Required work: Using the data below, repeat all of it precisely.

Material:

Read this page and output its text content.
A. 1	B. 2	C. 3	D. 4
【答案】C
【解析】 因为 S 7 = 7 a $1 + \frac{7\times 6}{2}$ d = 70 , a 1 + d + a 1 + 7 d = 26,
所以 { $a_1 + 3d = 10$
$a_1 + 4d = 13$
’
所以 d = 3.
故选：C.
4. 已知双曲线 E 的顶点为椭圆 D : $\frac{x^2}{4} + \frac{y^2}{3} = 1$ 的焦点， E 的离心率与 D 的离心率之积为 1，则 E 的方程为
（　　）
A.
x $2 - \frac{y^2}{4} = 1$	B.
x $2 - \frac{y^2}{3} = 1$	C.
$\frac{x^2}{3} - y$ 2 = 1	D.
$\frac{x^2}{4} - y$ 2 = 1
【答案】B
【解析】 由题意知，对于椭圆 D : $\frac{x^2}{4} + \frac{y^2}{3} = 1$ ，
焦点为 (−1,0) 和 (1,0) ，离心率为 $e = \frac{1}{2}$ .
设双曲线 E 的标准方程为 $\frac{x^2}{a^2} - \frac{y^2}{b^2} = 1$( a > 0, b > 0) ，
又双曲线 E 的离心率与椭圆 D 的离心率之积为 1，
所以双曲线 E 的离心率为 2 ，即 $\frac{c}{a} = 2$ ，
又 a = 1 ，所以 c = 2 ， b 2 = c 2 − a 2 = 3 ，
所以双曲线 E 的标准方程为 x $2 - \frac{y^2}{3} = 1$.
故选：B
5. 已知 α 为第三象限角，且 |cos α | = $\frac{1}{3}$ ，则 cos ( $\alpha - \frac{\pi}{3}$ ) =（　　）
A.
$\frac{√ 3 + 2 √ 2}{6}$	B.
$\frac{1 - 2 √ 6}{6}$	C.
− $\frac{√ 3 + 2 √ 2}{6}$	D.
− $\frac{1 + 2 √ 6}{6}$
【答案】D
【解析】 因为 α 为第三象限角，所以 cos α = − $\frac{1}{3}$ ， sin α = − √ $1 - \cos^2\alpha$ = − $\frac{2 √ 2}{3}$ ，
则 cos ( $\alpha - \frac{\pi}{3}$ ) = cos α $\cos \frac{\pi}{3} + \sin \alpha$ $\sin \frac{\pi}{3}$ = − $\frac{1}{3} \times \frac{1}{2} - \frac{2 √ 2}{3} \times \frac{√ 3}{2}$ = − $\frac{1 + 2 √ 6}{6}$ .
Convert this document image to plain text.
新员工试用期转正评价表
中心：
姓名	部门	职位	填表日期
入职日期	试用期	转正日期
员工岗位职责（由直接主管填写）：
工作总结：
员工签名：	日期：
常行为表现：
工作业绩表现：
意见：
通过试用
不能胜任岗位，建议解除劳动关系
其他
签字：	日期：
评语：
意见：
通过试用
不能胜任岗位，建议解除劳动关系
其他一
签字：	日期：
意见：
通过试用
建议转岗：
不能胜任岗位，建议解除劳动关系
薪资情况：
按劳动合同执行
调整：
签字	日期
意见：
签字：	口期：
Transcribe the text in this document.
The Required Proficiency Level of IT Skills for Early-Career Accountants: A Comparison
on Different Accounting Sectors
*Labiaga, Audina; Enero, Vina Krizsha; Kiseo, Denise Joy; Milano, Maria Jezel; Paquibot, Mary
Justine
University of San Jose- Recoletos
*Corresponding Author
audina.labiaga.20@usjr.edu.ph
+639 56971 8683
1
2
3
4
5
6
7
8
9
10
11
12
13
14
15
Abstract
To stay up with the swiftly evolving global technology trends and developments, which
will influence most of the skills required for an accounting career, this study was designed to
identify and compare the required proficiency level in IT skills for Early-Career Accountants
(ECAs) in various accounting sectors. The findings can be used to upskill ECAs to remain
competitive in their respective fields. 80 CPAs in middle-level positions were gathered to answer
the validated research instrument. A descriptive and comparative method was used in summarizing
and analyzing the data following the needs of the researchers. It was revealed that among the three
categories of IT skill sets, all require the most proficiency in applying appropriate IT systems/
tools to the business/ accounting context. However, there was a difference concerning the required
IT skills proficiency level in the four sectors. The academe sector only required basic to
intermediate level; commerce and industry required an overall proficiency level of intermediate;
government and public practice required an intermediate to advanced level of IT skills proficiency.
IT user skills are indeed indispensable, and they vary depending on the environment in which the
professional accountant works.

Solution for this task:
Read this page and output its text content.
A. 1	B. 2	C. 3	D. 4
【答案】C
【解析】 因为 S 7 = 7 a $1 + \frac{7\times 6}{2}$ d = 70 , a 1 + d + a 1 + 7 d = 26,
所以 { $a_1 + 3d = 10$
$a_1 + 4d = 13$
’
所以 d = 3.
故选：C.
4. 已知双曲线 E 的顶点为椭圆 D : $\frac{x^2}{4} + \frac{y^2}{3} = 1$ 的焦点， E 的离心率与 D 的离心率之积为 1，则 E 的方程为
（　　）
A.
x $2 - \frac{y^2}{4} = 1$	B.
x $2 - \frac{y^2}{3} = 1$	C.
$\frac{x^2}{3} - y$ 2 = 1	D.
$\frac{x^2}{4} - y$ 2 = 1
【答案】B
【解析】 由题意知，对于椭圆 D : $\frac{x^2}{4} + \frac{y^2}{3} = 1$ ，
焦点为 (−1,0) 和 (1,0) ，离心率为 $e = \frac{1}{2}$ .
设双曲线 E 的标准方程为 $\frac{x^2}{a^2} - \frac{y^2}{b^2} = 1$( a > 0, b > 0) ，
又双曲线 E 的离心率与椭圆 D 的离心率之积为 1，
所以双曲线 E 的离心率为 2 ，即 $\frac{c}{a} = 2$ ，
又 a = 1 ，所以 c = 2 ， b 2 = c 2 − a 2 = 3 ，
所以双曲线 E 的标准方程为 x $2 - \frac{y^2}{3} = 1$.
故选：B
5. 已知 α 为第三象限角，且 |cos α | = $\frac{1}{3}$ ，则 cos ( $\alpha - \frac{\pi}{3}$ ) =（　　）
A.
$\frac{√ 3 + 2 √ 2}{6}$	B.
$\frac{1 - 2 √ 6}{6}$	C.
− $\frac{√ 3 + 2 √ 2}{6}$	D.
− $\frac{1 + 2 √ 6}{6}$
【答案】D
【解析】 因为 α 为第三象限角，所以 cos α = − $\frac{1}{3}$ ， sin α = − √ $1 - \cos^2\alpha$ = − $\frac{2 √ 2}{3}$ ，
则 cos ( $\alpha - \frac{\pi}{3}$ ) = cos α $\cos \frac{\pi}{3} + \sin \alpha$ $\sin \frac{\pi}{3}$ = − $\frac{1}{3} \times \frac{1}{2} - \frac{2 √ 2}{3} \times \frac{√ 3}{2}$ = − $\frac{1 + 2 √ 6}{6}$ .
Convert this document image to plain text.
新员工试用期转正评价表
中心：
姓名	部门	职位	填表日期
入职日期	试用期	转正日期
员工岗位职责（由直接主管填写）：
工作总结：
员工签名：	日期：
常行为表现：
工作业绩表现：
意见：
通过试用
不能胜任岗位，建议解除劳动关系
其他
签字：	日期：
评语：
意见：
通过试用
不能胜任岗位，建议解除劳动关系
其他一
签字：	日期：
意见：
通过试用
建议转岗：
不能胜任岗位，建议解除劳动关系
薪资情况：
按劳动合同执行
调整：
签字	日期
意见：
签字：	口期：
Transcribe the text in this document.
The Required Proficiency Level of IT Skills for Early-Career Accountants: A Comparison
on Different Accounting Sectors
*Labiaga, Audina; Enero, Vina Krizsha; Kiseo, Denise Joy; Milano, Maria Jezel; Paquibot, Mary
Justine
University of San Jose- Recoletos
*Corresponding Author
audina.labiaga.20@usjr.edu.ph
+639 56971 8683
1
2
3
4
5
6
7
8
9
10
11
12
13
14
15
Abstract
To stay up with the swiftly evolving global technology trends and developments, which
will influence most of the skills required for an accounting career, this study was designed to
identify and compare the required proficiency level in IT skills for Early-Career Accountants
(ECAs) in various accounting sectors. The findings can be used to upskill ECAs to remain
competitive in their respective fields. 80 CPAs in middle-level positions were gathered to answer
the validated research instrument. A descriptive and comparative method was used in summarizing
and analyzing the data following the needs of the researchers. It was revealed that among the three
categories of IT skill sets, all require the most proficiency in applying appropriate IT systems/
tools to the business/ accounting context. However, there was a difference concerning the required
IT skills proficiency level in the four sectors. The academe sector only required basic to
intermediate level; commerce and industry required an overall proficiency level of intermediate;
government and public practice required an intermediate to advanced level of IT skills proficiency.
IT user skills are indeed indispensable, and they vary depending on the environment in which the
professional accountant works.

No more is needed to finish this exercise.